Dataset excerpts:

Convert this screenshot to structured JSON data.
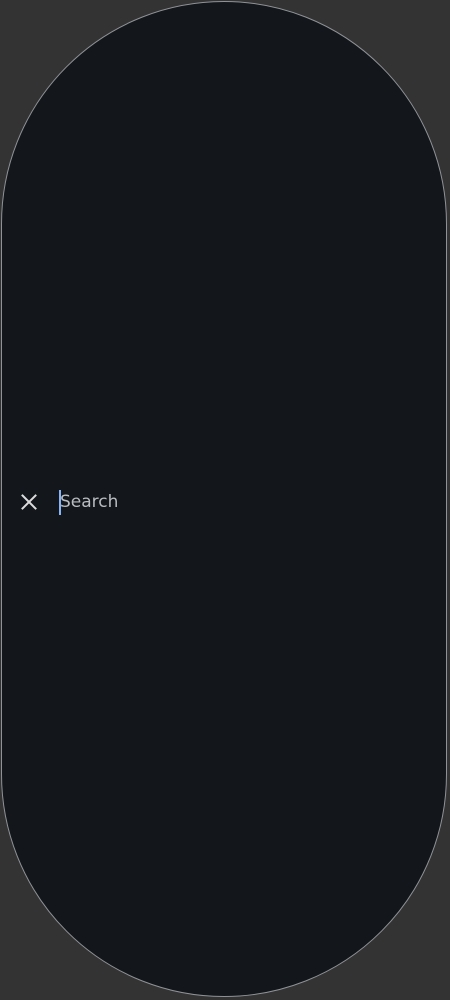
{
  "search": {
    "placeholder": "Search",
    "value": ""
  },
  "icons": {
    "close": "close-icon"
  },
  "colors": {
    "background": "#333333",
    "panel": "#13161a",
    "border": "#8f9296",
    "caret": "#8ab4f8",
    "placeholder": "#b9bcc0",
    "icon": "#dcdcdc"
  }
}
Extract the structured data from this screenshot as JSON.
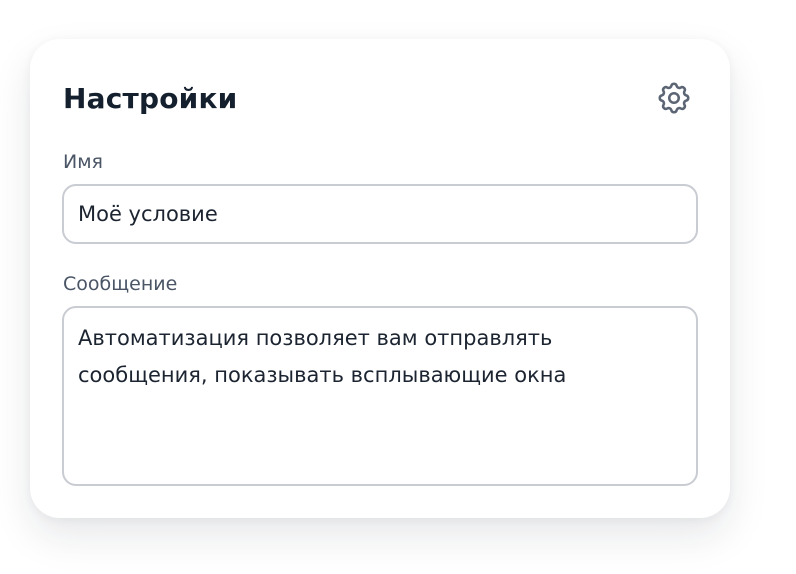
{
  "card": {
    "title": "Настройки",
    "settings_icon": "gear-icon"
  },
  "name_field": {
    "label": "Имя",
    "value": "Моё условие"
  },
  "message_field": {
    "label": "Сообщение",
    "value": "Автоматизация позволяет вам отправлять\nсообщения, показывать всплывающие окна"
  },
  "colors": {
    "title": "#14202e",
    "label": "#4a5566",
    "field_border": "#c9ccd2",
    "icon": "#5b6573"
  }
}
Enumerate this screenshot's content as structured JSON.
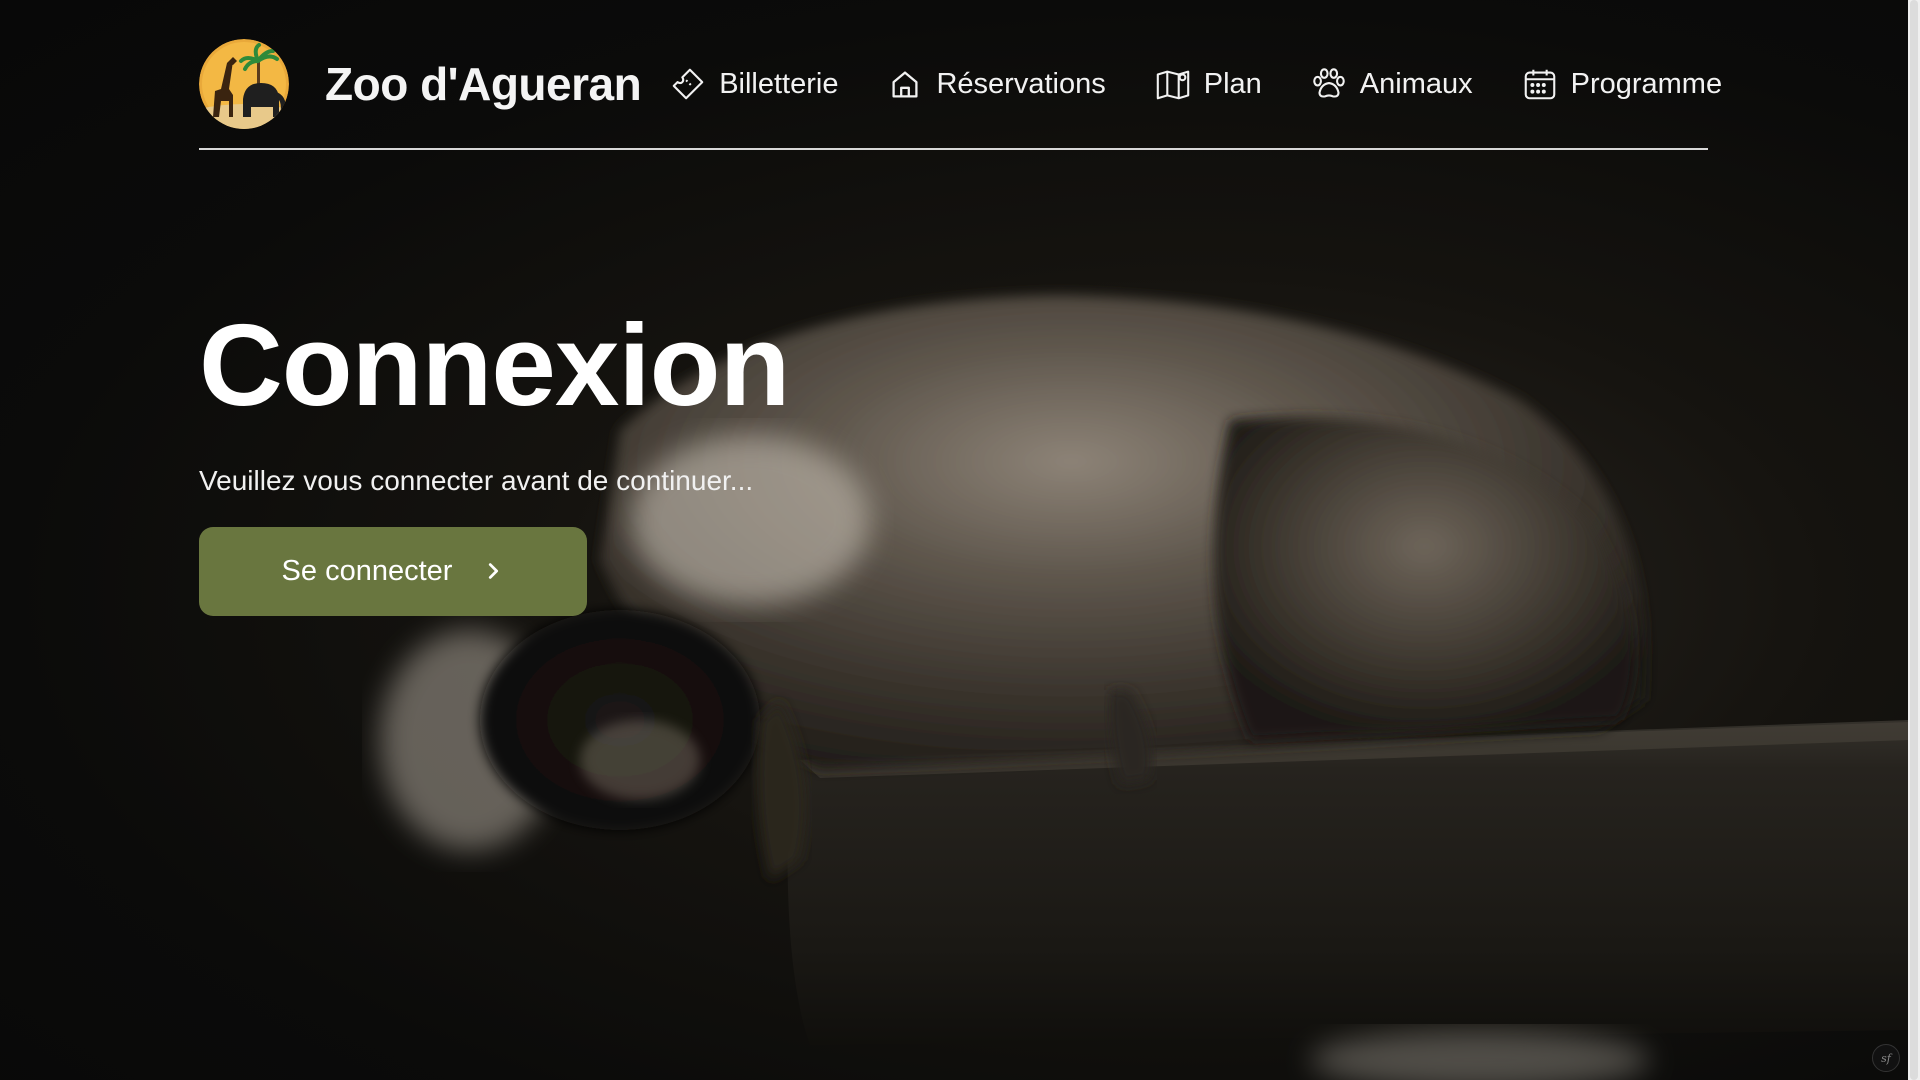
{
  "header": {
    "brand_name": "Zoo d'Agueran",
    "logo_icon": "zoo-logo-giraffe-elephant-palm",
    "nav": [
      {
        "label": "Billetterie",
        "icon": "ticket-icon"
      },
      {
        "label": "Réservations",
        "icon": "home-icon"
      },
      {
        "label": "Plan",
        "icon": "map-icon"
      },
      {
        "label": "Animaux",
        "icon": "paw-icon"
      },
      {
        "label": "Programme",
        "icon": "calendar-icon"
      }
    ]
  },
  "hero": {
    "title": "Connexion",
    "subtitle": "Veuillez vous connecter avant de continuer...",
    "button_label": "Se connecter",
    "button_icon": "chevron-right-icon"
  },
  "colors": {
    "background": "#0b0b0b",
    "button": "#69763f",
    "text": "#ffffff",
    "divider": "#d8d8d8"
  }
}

## Exercise requirements:
Exactly reproduce the entries above, minus the pictures.

## Solution for this problem:
Convert this screenshot to structured JSON data.
{
  "search": {
    "placeholder": "Search",
    "value": ""
  },
  "icons": {
    "close": "close-icon"
  },
  "colors": {
    "background": "#333333",
    "panel": "#13161a",
    "border": "#8f9296",
    "caret": "#8ab4f8",
    "placeholder": "#b9bcc0",
    "icon": "#dcdcdc"
  }
}
Extract the structured data from this screenshot as JSON.
{
  "card": {
    "title": "Настройки",
    "settings_icon": "gear-icon"
  },
  "name_field": {
    "label": "Имя",
    "value": "Моё условие"
  },
  "message_field": {
    "label": "Сообщение",
    "value": "Автоматизация позволяет вам отправлять\nсообщения, показывать всплывающие окна"
  },
  "colors": {
    "title": "#14202e",
    "label": "#4a5566",
    "field_border": "#c9ccd2",
    "icon": "#5b6573"
  }
}
Enumerate this screenshot's content as structured JSON.
{
  "header": {
    "brand_name": "Zoo d'Agueran",
    "logo_icon": "zoo-logo-giraffe-elephant-palm",
    "nav": [
      {
        "label": "Billetterie",
        "icon": "ticket-icon"
      },
      {
        "label": "Réservations",
        "icon": "home-icon"
      },
      {
        "label": "Plan",
        "icon": "map-icon"
      },
      {
        "label": "Animaux",
        "icon": "paw-icon"
      },
      {
        "label": "Programme",
        "icon": "calendar-icon"
      }
    ]
  },
  "hero": {
    "title": "Connexion",
    "subtitle": "Veuillez vous connecter avant de continuer...",
    "button_label": "Se connecter",
    "button_icon": "chevron-right-icon"
  },
  "colors": {
    "background": "#0b0b0b",
    "button": "#69763f",
    "text": "#ffffff",
    "divider": "#d8d8d8"
  }
}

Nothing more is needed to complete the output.